# What is being asked
Return all of the lines below exactly as they are.

**** Items ****

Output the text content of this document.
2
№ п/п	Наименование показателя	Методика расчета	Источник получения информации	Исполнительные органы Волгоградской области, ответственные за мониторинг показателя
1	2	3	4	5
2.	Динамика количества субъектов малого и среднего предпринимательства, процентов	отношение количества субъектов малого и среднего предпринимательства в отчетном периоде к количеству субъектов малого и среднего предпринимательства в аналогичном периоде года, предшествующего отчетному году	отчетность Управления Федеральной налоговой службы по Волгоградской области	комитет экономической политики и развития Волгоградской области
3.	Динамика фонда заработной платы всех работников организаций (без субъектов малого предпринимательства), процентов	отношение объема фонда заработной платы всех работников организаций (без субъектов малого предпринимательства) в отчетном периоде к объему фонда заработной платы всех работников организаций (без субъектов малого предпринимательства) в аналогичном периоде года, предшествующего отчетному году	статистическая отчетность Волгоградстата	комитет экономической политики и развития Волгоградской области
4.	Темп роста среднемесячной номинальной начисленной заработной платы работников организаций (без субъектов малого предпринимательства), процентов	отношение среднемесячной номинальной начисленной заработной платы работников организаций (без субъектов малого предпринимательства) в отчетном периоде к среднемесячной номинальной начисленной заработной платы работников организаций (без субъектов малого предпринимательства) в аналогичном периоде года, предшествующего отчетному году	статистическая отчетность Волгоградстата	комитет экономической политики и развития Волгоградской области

****

# Written solution
Output the text content of this document.
2
№ п/п	Наименование показателя	Методика расчета	Источник получения информации	Исполнительные органы Волгоградской области, ответственные за мониторинг показателя
1	2	3	4	5
2.	Динамика количества субъектов малого и среднего предпринимательства, процентов	отношение количества субъектов малого и среднего предпринимательства в отчетном периоде к количеству субъектов малого и среднего предпринимательства в аналогичном периоде года, предшествующего отчетному году	отчетность Управления Федеральной налоговой службы по Волгоградской области	комитет экономической политики и развития Волгоградской области
3.	Динамика фонда заработной платы всех работников организаций (без субъектов малого предпринимательства), процентов	отношение объема фонда заработной платы всех работников организаций (без субъектов малого предпринимательства) в отчетном периоде к объему фонда заработной платы всех работников организаций (без субъектов малого предпринимательства) в аналогичном периоде года, предшествующего отчетному году	статистическая отчетность Волгоградстата	комитет экономической политики и развития Волгоградской области
4.	Темп роста среднемесячной номинальной начисленной заработной платы работников организаций (без субъектов малого предпринимательства), процентов	отношение среднемесячной номинальной начисленной заработной платы работников организаций (без субъектов малого предпринимательства) в отчетном периоде к среднемесячной номинальной начисленной заработной платы работников организаций (без субъектов малого предпринимательства) в аналогичном периоде года, предшествующего отчетному году	статистическая отчетность Волгоградстата	комитет экономической политики и развития Волгоградской области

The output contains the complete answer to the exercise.